Work to be completed —
Retype the records below exactly as they appear.

Saved entries:
·····

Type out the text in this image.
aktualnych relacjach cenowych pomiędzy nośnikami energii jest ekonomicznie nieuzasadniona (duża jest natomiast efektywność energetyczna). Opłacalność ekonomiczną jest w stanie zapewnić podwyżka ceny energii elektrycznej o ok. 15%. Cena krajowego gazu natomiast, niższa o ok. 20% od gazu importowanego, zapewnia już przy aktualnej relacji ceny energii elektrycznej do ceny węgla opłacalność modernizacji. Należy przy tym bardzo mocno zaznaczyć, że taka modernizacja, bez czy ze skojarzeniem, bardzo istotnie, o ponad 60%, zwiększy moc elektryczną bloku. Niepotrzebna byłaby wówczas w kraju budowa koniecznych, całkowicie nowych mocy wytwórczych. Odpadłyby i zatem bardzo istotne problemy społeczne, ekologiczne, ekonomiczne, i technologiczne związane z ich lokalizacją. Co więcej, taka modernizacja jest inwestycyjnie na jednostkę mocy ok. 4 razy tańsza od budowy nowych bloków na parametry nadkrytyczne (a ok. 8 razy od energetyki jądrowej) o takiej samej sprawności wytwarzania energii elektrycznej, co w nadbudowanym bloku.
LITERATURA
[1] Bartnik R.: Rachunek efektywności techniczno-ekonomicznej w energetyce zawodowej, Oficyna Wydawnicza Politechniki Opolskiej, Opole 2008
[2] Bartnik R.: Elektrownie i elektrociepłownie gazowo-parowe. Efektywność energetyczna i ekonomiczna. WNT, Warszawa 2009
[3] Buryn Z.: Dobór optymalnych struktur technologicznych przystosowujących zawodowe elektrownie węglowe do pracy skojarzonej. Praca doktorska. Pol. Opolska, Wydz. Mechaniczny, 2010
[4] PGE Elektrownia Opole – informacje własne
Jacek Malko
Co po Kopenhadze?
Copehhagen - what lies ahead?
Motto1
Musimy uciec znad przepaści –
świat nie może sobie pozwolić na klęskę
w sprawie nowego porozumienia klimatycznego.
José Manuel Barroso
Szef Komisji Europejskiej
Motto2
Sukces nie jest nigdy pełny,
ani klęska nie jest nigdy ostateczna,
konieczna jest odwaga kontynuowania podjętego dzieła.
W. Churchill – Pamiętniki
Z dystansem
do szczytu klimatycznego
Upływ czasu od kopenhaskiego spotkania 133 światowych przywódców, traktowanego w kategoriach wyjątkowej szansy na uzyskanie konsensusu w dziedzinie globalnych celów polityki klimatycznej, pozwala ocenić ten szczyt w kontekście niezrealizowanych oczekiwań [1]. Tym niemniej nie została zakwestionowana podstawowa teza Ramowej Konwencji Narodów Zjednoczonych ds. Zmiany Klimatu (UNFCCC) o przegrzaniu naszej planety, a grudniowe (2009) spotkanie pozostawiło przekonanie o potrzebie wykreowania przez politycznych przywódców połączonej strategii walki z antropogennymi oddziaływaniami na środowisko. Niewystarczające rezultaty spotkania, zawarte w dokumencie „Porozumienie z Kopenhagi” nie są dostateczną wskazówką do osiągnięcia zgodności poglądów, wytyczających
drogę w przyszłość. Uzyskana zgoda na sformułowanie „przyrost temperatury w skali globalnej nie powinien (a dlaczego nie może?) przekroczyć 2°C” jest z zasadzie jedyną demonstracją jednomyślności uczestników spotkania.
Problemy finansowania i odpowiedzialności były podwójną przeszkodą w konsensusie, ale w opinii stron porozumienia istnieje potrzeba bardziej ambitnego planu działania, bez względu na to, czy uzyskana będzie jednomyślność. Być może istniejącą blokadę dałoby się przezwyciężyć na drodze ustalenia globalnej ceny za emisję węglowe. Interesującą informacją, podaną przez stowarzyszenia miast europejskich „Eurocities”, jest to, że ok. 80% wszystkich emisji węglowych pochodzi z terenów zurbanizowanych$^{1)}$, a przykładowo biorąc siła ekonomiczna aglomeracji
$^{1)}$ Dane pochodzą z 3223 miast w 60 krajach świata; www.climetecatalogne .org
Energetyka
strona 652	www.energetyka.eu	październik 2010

·····

Answer to the task —
Type out the text in this image.
aktualnych relacjach cenowych pomiędzy nośnikami energii jest ekonomicznie nieuzasadniona (duża jest natomiast efektywność energetyczna). Opłacalność ekonomiczną jest w stanie zapewnić podwyżka ceny energii elektrycznej o ok. 15%. Cena krajowego gazu natomiast, niższa o ok. 20% od gazu importowanego, zapewnia już przy aktualnej relacji ceny energii elektrycznej do ceny węgla opłacalność modernizacji. Należy przy tym bardzo mocno zaznaczyć, że taka modernizacja, bez czy ze skojarzeniem, bardzo istotnie, o ponad 60%, zwiększy moc elektryczną bloku. Niepotrzebna byłaby wówczas w kraju budowa koniecznych, całkowicie nowych mocy wytwórczych. Odpadłyby i zatem bardzo istotne problemy społeczne, ekologiczne, ekonomiczne, i technologiczne związane z ich lokalizacją. Co więcej, taka modernizacja jest inwestycyjnie na jednostkę mocy ok. 4 razy tańsza od budowy nowych bloków na parametry nadkrytyczne (a ok. 8 razy od energetyki jądrowej) o takiej samej sprawności wytwarzania energii elektrycznej, co w nadbudowanym bloku.
LITERATURA
[1] Bartnik R.: Rachunek efektywności techniczno-ekonomicznej w energetyce zawodowej, Oficyna Wydawnicza Politechniki Opolskiej, Opole 2008
[2] Bartnik R.: Elektrownie i elektrociepłownie gazowo-parowe. Efektywność energetyczna i ekonomiczna. WNT, Warszawa 2009
[3] Buryn Z.: Dobór optymalnych struktur technologicznych przystosowujących zawodowe elektrownie węglowe do pracy skojarzonej. Praca doktorska. Pol. Opolska, Wydz. Mechaniczny, 2010
[4] PGE Elektrownia Opole – informacje własne
Jacek Malko
Co po Kopenhadze?
Copehhagen - what lies ahead?
Motto1
Musimy uciec znad przepaści –
świat nie może sobie pozwolić na klęskę
w sprawie nowego porozumienia klimatycznego.
José Manuel Barroso
Szef Komisji Europejskiej
Motto2
Sukces nie jest nigdy pełny,
ani klęska nie jest nigdy ostateczna,
konieczna jest odwaga kontynuowania podjętego dzieła.
W. Churchill – Pamiętniki
Z dystansem
do szczytu klimatycznego
Upływ czasu od kopenhaskiego spotkania 133 światowych przywódców, traktowanego w kategoriach wyjątkowej szansy na uzyskanie konsensusu w dziedzinie globalnych celów polityki klimatycznej, pozwala ocenić ten szczyt w kontekście niezrealizowanych oczekiwań [1]. Tym niemniej nie została zakwestionowana podstawowa teza Ramowej Konwencji Narodów Zjednoczonych ds. Zmiany Klimatu (UNFCCC) o przegrzaniu naszej planety, a grudniowe (2009) spotkanie pozostawiło przekonanie o potrzebie wykreowania przez politycznych przywódców połączonej strategii walki z antropogennymi oddziaływaniami na środowisko. Niewystarczające rezultaty spotkania, zawarte w dokumencie „Porozumienie z Kopenhagi” nie są dostateczną wskazówką do osiągnięcia zgodności poglądów, wytyczających
drogę w przyszłość. Uzyskana zgoda na sformułowanie „przyrost temperatury w skali globalnej nie powinien (a dlaczego nie może?) przekroczyć 2°C” jest z zasadzie jedyną demonstracją jednomyślności uczestników spotkania.
Problemy finansowania i odpowiedzialności były podwójną przeszkodą w konsensusie, ale w opinii stron porozumienia istnieje potrzeba bardziej ambitnego planu działania, bez względu na to, czy uzyskana będzie jednomyślność. Być może istniejącą blokadę dałoby się przezwyciężyć na drodze ustalenia globalnej ceny za emisję węglowe. Interesującą informacją, podaną przez stowarzyszenia miast europejskich „Eurocities”, jest to, że ok. 80% wszystkich emisji węglowych pochodzi z terenów zurbanizowanych$^{1)}$, a przykładowo biorąc siła ekonomiczna aglomeracji
$^{1)}$ Dane pochodzą z 3223 miast w 60 krajach świata; www.climetecatalogne .org
Energetyka
strona 652	www.energetyka.eu	październik 2010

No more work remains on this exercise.